[[ Record extracts, beginning ]]
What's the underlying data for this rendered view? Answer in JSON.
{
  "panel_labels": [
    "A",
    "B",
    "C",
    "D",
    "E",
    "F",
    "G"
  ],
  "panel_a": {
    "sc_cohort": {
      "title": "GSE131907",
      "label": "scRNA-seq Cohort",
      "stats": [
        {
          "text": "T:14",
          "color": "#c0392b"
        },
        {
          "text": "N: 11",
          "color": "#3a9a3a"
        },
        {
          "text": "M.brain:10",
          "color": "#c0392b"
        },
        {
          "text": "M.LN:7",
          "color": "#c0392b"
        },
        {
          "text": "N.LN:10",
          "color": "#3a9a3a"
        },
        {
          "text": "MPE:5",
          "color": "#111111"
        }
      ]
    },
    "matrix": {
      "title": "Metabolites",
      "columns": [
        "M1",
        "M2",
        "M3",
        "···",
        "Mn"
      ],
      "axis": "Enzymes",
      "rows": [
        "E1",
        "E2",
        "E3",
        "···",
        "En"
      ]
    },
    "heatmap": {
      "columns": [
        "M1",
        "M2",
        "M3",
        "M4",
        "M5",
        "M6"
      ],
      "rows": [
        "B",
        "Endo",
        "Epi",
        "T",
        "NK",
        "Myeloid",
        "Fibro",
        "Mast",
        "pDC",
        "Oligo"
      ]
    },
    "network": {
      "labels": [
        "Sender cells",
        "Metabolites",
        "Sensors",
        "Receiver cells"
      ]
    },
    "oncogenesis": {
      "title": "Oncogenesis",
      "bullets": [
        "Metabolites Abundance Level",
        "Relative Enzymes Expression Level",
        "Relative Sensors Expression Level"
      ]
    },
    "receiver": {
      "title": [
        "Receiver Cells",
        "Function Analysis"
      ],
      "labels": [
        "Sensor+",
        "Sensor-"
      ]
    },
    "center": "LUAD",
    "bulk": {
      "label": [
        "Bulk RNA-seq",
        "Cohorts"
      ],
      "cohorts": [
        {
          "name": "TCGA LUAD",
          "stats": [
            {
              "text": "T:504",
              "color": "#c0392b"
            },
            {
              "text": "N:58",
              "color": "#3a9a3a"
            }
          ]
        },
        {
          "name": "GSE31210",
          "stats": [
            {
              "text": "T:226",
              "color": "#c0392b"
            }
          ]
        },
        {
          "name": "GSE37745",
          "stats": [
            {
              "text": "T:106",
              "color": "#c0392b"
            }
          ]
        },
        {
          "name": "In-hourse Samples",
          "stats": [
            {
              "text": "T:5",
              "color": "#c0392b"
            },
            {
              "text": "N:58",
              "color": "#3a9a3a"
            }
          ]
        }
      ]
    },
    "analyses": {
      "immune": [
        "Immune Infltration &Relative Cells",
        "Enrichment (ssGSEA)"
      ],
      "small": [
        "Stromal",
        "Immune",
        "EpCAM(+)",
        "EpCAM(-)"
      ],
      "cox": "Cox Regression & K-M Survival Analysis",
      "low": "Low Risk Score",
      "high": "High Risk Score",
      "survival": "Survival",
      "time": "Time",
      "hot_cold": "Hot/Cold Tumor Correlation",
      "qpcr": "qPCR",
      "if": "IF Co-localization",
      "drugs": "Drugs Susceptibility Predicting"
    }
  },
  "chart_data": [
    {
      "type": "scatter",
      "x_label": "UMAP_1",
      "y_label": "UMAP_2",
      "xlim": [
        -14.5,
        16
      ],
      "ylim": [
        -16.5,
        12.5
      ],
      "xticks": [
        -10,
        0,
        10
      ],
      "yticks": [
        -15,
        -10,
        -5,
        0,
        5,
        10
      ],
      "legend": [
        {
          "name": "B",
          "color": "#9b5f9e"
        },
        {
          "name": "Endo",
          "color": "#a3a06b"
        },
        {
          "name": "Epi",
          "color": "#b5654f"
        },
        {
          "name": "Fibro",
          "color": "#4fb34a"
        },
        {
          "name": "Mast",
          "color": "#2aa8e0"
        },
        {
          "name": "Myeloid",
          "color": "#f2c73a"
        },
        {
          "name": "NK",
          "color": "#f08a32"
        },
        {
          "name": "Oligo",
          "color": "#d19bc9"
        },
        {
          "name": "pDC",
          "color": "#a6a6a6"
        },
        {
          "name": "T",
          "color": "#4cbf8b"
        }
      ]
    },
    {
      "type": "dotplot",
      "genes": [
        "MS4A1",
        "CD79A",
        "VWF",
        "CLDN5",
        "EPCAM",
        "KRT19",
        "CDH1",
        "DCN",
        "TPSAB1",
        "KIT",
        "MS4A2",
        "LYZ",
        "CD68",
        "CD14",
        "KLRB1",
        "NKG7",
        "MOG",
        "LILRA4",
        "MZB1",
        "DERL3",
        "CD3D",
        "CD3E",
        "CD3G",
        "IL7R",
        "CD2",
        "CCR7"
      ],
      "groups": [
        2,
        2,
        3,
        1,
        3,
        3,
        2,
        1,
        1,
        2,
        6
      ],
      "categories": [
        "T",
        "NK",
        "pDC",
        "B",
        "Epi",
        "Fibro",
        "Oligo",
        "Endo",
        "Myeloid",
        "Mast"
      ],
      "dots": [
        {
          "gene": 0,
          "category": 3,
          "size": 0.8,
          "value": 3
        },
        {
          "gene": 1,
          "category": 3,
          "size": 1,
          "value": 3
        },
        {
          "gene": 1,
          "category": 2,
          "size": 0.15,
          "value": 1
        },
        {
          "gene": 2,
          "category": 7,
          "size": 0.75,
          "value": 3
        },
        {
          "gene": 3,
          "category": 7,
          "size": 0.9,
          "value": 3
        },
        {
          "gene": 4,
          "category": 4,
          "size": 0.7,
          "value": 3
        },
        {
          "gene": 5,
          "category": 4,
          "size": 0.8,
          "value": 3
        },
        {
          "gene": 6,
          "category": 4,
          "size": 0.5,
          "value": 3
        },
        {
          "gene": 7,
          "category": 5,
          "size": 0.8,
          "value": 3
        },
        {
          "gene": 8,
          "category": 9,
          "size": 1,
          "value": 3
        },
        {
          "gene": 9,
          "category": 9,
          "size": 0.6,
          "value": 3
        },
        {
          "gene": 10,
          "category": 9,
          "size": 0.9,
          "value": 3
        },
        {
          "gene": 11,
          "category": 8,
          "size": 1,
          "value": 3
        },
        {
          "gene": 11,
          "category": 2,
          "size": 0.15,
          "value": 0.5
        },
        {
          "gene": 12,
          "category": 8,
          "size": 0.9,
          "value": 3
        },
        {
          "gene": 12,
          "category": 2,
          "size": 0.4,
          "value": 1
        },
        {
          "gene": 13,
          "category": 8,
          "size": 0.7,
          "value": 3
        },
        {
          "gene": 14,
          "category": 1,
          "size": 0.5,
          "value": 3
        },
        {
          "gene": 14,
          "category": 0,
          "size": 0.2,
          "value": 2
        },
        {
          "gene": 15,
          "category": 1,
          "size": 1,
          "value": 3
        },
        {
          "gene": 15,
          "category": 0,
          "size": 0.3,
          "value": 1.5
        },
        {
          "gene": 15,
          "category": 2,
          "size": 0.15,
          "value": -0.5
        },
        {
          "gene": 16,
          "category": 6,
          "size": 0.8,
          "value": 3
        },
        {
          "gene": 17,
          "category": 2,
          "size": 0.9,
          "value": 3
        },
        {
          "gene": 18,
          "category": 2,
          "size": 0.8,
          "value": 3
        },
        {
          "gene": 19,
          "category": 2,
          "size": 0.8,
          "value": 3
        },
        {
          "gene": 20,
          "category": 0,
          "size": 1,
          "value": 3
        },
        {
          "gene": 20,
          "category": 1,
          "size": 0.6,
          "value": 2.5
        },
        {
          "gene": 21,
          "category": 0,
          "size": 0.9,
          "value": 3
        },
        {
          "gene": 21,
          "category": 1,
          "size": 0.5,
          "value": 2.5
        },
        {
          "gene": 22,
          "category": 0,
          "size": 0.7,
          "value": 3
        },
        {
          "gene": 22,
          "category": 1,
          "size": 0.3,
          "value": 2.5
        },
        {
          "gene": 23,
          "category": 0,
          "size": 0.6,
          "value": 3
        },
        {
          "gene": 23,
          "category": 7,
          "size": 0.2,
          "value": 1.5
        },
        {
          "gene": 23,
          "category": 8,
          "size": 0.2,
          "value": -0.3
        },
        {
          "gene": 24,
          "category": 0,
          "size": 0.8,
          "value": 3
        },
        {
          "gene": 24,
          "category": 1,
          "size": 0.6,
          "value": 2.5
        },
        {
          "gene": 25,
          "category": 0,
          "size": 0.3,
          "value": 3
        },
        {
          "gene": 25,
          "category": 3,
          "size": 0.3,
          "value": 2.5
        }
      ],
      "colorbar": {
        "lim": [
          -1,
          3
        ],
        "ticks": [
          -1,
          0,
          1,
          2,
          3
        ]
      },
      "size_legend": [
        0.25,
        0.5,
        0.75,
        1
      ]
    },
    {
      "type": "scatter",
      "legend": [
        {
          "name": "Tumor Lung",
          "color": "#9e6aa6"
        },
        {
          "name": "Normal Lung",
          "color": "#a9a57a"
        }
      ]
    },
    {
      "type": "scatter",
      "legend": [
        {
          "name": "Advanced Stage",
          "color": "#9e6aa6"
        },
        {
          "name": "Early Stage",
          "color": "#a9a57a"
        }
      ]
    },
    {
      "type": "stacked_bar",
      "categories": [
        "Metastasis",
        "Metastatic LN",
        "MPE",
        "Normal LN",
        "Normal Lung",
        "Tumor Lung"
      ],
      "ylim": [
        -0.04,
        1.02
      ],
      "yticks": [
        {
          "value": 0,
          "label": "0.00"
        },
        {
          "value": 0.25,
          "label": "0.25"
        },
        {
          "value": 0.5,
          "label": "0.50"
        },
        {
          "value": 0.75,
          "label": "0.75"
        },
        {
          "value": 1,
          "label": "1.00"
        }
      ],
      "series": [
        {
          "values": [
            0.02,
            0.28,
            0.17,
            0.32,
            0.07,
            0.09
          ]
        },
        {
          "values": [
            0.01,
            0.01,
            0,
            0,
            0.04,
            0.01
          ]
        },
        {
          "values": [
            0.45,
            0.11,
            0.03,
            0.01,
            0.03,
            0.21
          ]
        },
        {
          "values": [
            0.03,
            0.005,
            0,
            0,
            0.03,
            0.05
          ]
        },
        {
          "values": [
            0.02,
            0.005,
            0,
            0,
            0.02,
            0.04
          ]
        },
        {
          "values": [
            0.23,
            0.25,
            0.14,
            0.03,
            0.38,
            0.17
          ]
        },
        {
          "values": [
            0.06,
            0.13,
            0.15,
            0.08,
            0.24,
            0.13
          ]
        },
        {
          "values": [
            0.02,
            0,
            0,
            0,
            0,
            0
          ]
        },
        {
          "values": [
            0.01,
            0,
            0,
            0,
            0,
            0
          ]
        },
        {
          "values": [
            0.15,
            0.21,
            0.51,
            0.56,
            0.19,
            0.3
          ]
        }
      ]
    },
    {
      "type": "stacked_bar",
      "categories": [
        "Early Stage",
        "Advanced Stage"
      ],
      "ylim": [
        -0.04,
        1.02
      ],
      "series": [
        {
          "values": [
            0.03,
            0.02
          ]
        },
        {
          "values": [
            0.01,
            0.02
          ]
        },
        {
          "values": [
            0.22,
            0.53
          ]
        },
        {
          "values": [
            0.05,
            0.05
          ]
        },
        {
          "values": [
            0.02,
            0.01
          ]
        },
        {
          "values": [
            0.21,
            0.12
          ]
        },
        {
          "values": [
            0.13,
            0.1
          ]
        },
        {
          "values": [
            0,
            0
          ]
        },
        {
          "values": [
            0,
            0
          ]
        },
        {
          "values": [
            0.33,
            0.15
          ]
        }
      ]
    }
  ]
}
[[ Record extracts, end ]]
**Problem requirements:** Count each line of the listing that contains "title" and give the count alone.

**Response:** 4